## EXERCISE TASK
Write out all records as given; omit images.

— START EXTRACTED ENTRIES —

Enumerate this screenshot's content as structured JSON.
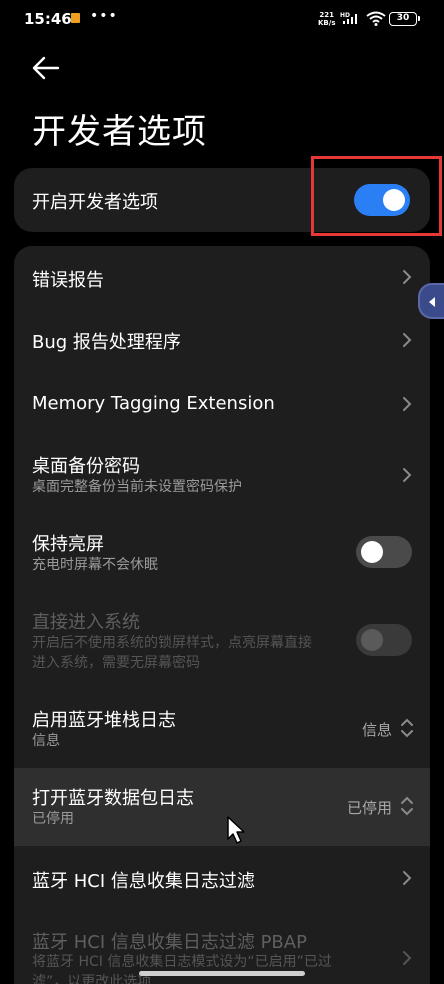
{
  "status_bar": {
    "time": "15:46",
    "dots": "•••",
    "speed_value": "221",
    "speed_unit": "KB/s",
    "network": "HD",
    "battery": "30"
  },
  "header": {
    "title": "开发者选项"
  },
  "master_toggle": {
    "label": "开启开发者选项",
    "state": "on"
  },
  "settings": [
    {
      "title": "错误报告",
      "type": "chevron"
    },
    {
      "title": "Bug 报告处理程序",
      "type": "chevron"
    },
    {
      "title": "Memory Tagging Extension",
      "type": "chevron"
    },
    {
      "title": "桌面备份密码",
      "subtitle": "桌面完整备份当前未设置密码保护",
      "type": "chevron"
    },
    {
      "title": "保持亮屏",
      "subtitle": "充电时屏幕不会休眠",
      "type": "toggle",
      "state": "off"
    },
    {
      "title": "直接进入系统",
      "subtitle_line1": "开启后不使用系统的锁屏样式，点亮屏幕直接",
      "subtitle_line2": "进入系统，需要无屏幕密码",
      "type": "toggle",
      "state": "off",
      "disabled": true
    },
    {
      "title": "启用蓝牙堆栈日志",
      "subtitle": "信息",
      "value": "信息",
      "type": "select"
    },
    {
      "title": "打开蓝牙数据包日志",
      "subtitle": "已停用",
      "value": "已停用",
      "type": "select",
      "highlighted": true
    },
    {
      "title": "蓝牙 HCI 信息收集日志过滤",
      "type": "chevron"
    },
    {
      "title": "蓝牙 HCI 信息收集日志过滤 PBAP",
      "subtitle_line1": "将蓝牙 HCI 信息收集日志模式设为“已启用”已过",
      "subtitle_line2": "滤”，以更改此选项",
      "type": "chevron",
      "disabled": true
    }
  ],
  "colors": {
    "accent": "#2a7ff5",
    "card": "#1e1e1e",
    "highlight": "#2f2f2f",
    "annotation": "#e53935"
  }
}
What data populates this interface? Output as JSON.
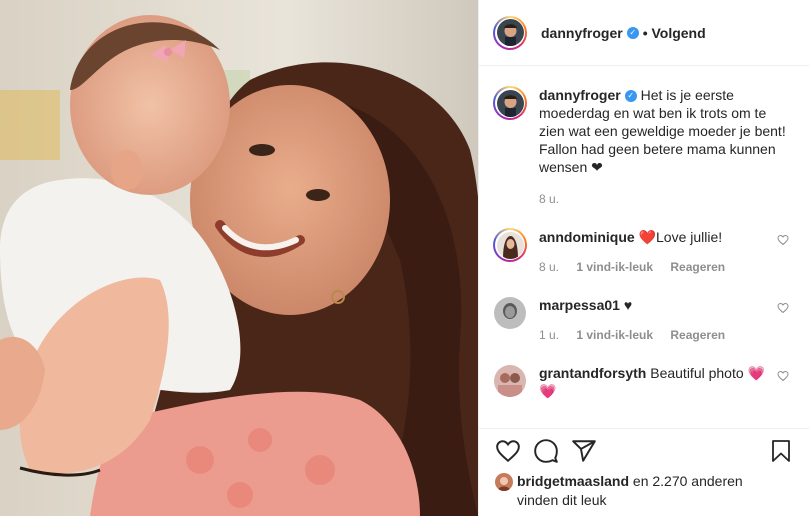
{
  "post": {
    "author": "dannyfroger",
    "follow_status": "• Volgend",
    "caption": "Het is je eerste moederdag en wat ben ik trots om te zien wat een geweldige moeder je bent! Fallon had geen betere mama kunnen wensen ❤",
    "time": "8 u."
  },
  "comments": [
    {
      "user": "anndominique",
      "text": "❤️Love jullie!",
      "time": "8 u.",
      "likes": "1 vind-ik-leuk",
      "reply": "Reageren"
    },
    {
      "user": "marpessa01",
      "text": "♥",
      "time": "1 u.",
      "likes": "1 vind-ik-leuk",
      "reply": "Reageren"
    },
    {
      "user": "grantandforsyth",
      "text": "Beautiful photo 💗💗"
    }
  ],
  "likes": {
    "user": "bridgetmaasland",
    "rest": "en 2.270 anderen",
    "line2": "vinden dit leuk"
  },
  "icons": [
    "heart-icon",
    "comment-icon",
    "share-icon",
    "bookmark-icon",
    "verified-badge-icon"
  ],
  "colors": {
    "verified": "#3897f0",
    "text": "#262626",
    "meta": "#8e8e8e",
    "heart_red": "#ed4956"
  }
}
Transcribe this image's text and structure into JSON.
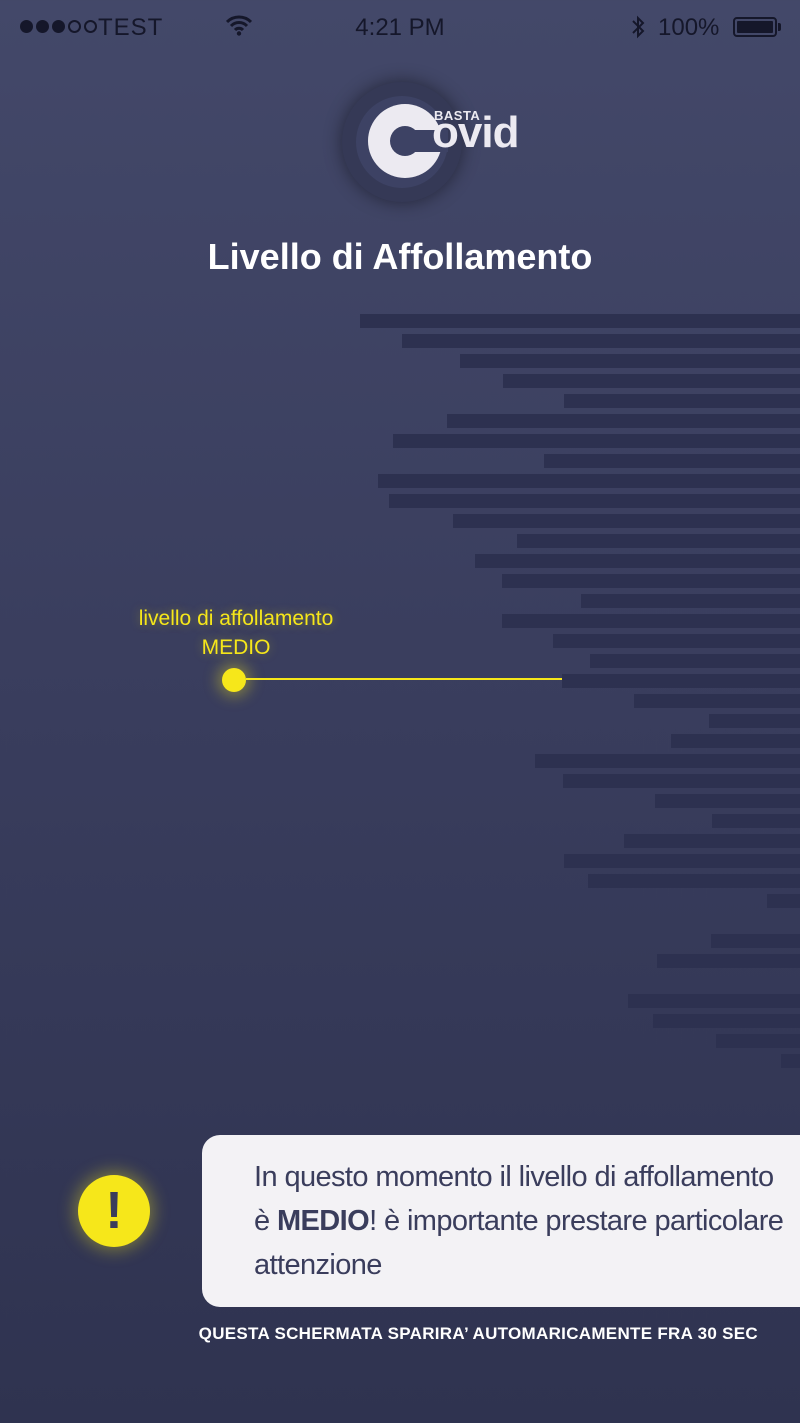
{
  "status_bar": {
    "carrier": "TEST",
    "time": "4:21 PM",
    "battery": "100%",
    "signal_bars": 3,
    "signal_total": 5
  },
  "logo": {
    "small": "BASTA",
    "big": "ovid"
  },
  "title": "Livello di Affollamento",
  "level": {
    "caption_line1": "livello di affollamento",
    "caption_line2": "MEDIO"
  },
  "alert": {
    "line1": "In questo momento il livello di affollamento",
    "line2_prefix": "è ",
    "line2_bold": "MEDIO",
    "line2_suffix": "! è importante prestare particolare",
    "line3": "attenzione",
    "icon": "exclamation-icon"
  },
  "footer": "QUESTA SCHERMATA SPARIRA’ AUTOMARICAMENTE FRA 30 SEC",
  "colors": {
    "background": "#3e4264",
    "accent_yellow": "#f6e71a",
    "panel": "#f3f2f5"
  }
}
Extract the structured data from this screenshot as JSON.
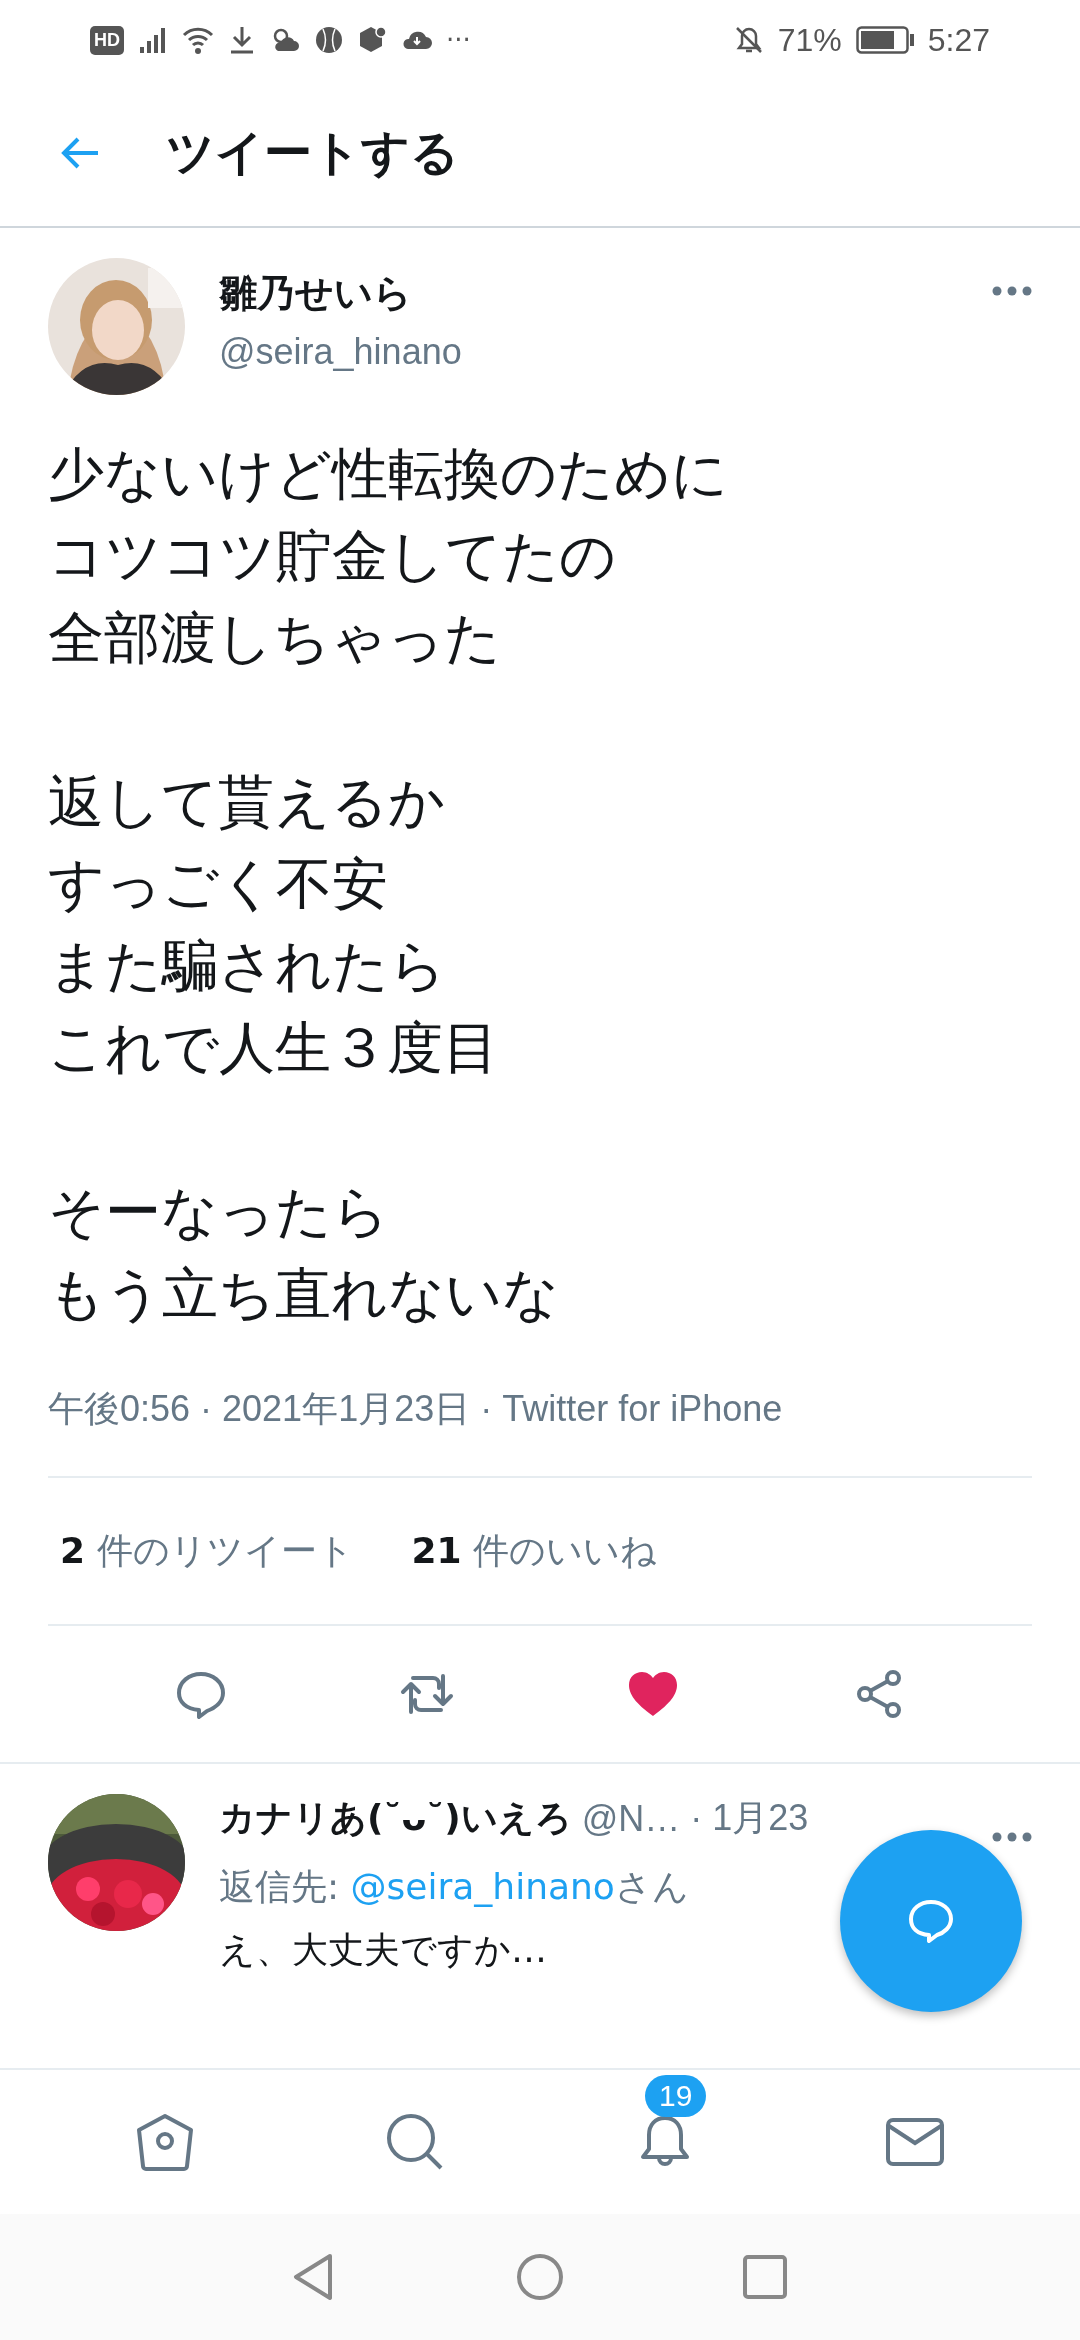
{
  "status_bar": {
    "hd_badge": "HD",
    "more": "···",
    "battery_text": "71%",
    "time": "5:27"
  },
  "header": {
    "title": "ツイートする"
  },
  "tweet": {
    "name": "雛乃せいら",
    "handle": "@seira_hinano",
    "paragraphs": [
      [
        "少ないけど性転換のために",
        "コツコツ貯金してたの",
        "全部渡しちゃった"
      ],
      [
        "返して貰えるか",
        "すっごく不安",
        "また騙されたら",
        "これで人生３度目"
      ],
      [
        "そーなったら",
        "もう立ち直れないな"
      ]
    ],
    "meta": "午後0:56 · 2021年1月23日 · Twitter for iPhone",
    "stats": [
      {
        "count": "2",
        "label": "件のリツイート"
      },
      {
        "count": "21",
        "label": "件のいいね"
      }
    ],
    "liked": true
  },
  "reply": {
    "name": "カナリあ(˘ᴗ˘)いえろ",
    "handle": "@N…",
    "date": "· 1月23",
    "reply_to_label": "返信先: ",
    "reply_to_handle": "@seira_hinano",
    "reply_to_suffix": "さん",
    "text": "え、大丈夫ですか…"
  },
  "bottom_nav": {
    "notification_count": "19"
  }
}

— END EXTRACTED ENTRIES —

## ANSWER
Enumerate this screenshot's content as structured JSON.
{
  "status_bar": {
    "time": "15:46",
    "dots": "•••",
    "speed_value": "221",
    "speed_unit": "KB/s",
    "network": "HD",
    "battery": "30"
  },
  "header": {
    "title": "开发者选项"
  },
  "master_toggle": {
    "label": "开启开发者选项",
    "state": "on"
  },
  "settings": [
    {
      "title": "错误报告",
      "type": "chevron"
    },
    {
      "title": "Bug 报告处理程序",
      "type": "chevron"
    },
    {
      "title": "Memory Tagging Extension",
      "type": "chevron"
    },
    {
      "title": "桌面备份密码",
      "subtitle": "桌面完整备份当前未设置密码保护",
      "type": "chevron"
    },
    {
      "title": "保持亮屏",
      "subtitle": "充电时屏幕不会休眠",
      "type": "toggle",
      "state": "off"
    },
    {
      "title": "直接进入系统",
      "subtitle_line1": "开启后不使用系统的锁屏样式，点亮屏幕直接",
      "subtitle_line2": "进入系统，需要无屏幕密码",
      "type": "toggle",
      "state": "off",
      "disabled": true
    },
    {
      "title": "启用蓝牙堆栈日志",
      "subtitle": "信息",
      "value": "信息",
      "type": "select"
    },
    {
      "title": "打开蓝牙数据包日志",
      "subtitle": "已停用",
      "value": "已停用",
      "type": "select",
      "highlighted": true
    },
    {
      "title": "蓝牙 HCI 信息收集日志过滤",
      "type": "chevron"
    },
    {
      "title": "蓝牙 HCI 信息收集日志过滤 PBAP",
      "subtitle_line1": "将蓝牙 HCI 信息收集日志模式设为“已启用”已过",
      "subtitle_line2": "滤”，以更改此选项",
      "type": "chevron",
      "disabled": true
    }
  ],
  "colors": {
    "accent": "#2a7ff5",
    "card": "#1e1e1e",
    "highlight": "#2f2f2f",
    "annotation": "#e53935"
  }
}
What data populates this interface? Output as JSON.
{
  "post": {
    "author": "dannyfroger",
    "follow_status": "• Volgend",
    "caption": "Het is je eerste moederdag en wat ben ik trots om te zien wat een geweldige moeder je bent! Fallon had geen betere mama kunnen wensen ❤",
    "time": "8 u."
  },
  "comments": [
    {
      "user": "anndominique",
      "text": "❤️Love jullie!",
      "time": "8 u.",
      "likes": "1 vind-ik-leuk",
      "reply": "Reageren"
    },
    {
      "user": "marpessa01",
      "text": "♥",
      "time": "1 u.",
      "likes": "1 vind-ik-leuk",
      "reply": "Reageren"
    },
    {
      "user": "grantandforsyth",
      "text": "Beautiful photo 💗💗"
    }
  ],
  "likes": {
    "user": "bridgetmaasland",
    "rest": "en 2.270 anderen",
    "line2": "vinden dit leuk"
  },
  "icons": [
    "heart-icon",
    "comment-icon",
    "share-icon",
    "bookmark-icon",
    "verified-badge-icon"
  ],
  "colors": {
    "verified": "#3897f0",
    "text": "#262626",
    "meta": "#8e8e8e",
    "heart_red": "#ed4956"
  }
}
Transcribe this image's text and structure into JSON.
{
  "status_bar": {
    "carrier": "TEST",
    "time": "4:21 PM",
    "battery": "100%",
    "signal_bars": 3,
    "signal_total": 5
  },
  "logo": {
    "small": "BASTA",
    "big": "ovid"
  },
  "title": "Livello di Affollamento",
  "level": {
    "caption_line1": "livello di affollamento",
    "caption_line2": "MEDIO"
  },
  "alert": {
    "line1": "In questo momento il livello di affollamento",
    "line2_prefix": "è ",
    "line2_bold": "MEDIO",
    "line2_suffix": "! è importante prestare particolare",
    "line3": "attenzione",
    "icon": "exclamation-icon"
  },
  "footer": "QUESTA SCHERMATA SPARIRA’ AUTOMARICAMENTE FRA 30 SEC",
  "colors": {
    "background": "#3e4264",
    "accent_yellow": "#f6e71a",
    "panel": "#f3f2f5"
  }
}
Extract the structured data from this screenshot as JSON.
{
  "status_bar": {
    "hd_badge": "HD",
    "more": "···",
    "battery_text": "71%",
    "time": "5:27"
  },
  "header": {
    "title": "ツイートする"
  },
  "tweet": {
    "name": "雛乃せいら",
    "handle": "@seira_hinano",
    "paragraphs": [
      [
        "少ないけど性転換のために",
        "コツコツ貯金してたの",
        "全部渡しちゃった"
      ],
      [
        "返して貰えるか",
        "すっごく不安",
        "また騙されたら",
        "これで人生３度目"
      ],
      [
        "そーなったら",
        "もう立ち直れないな"
      ]
    ],
    "meta": "午後0:56 · 2021年1月23日 · Twitter for iPhone",
    "stats": [
      {
        "count": "2",
        "label": "件のリツイート"
      },
      {
        "count": "21",
        "label": "件のいいね"
      }
    ],
    "liked": true
  },
  "reply": {
    "name": "カナリあ(˘ᴗ˘)いえろ",
    "handle": "@N…",
    "date": "· 1月23",
    "reply_to_label": "返信先: ",
    "reply_to_handle": "@seira_hinano",
    "reply_to_suffix": "さん",
    "text": "え、大丈夫ですか…"
  },
  "bottom_nav": {
    "notification_count": "19"
  }
}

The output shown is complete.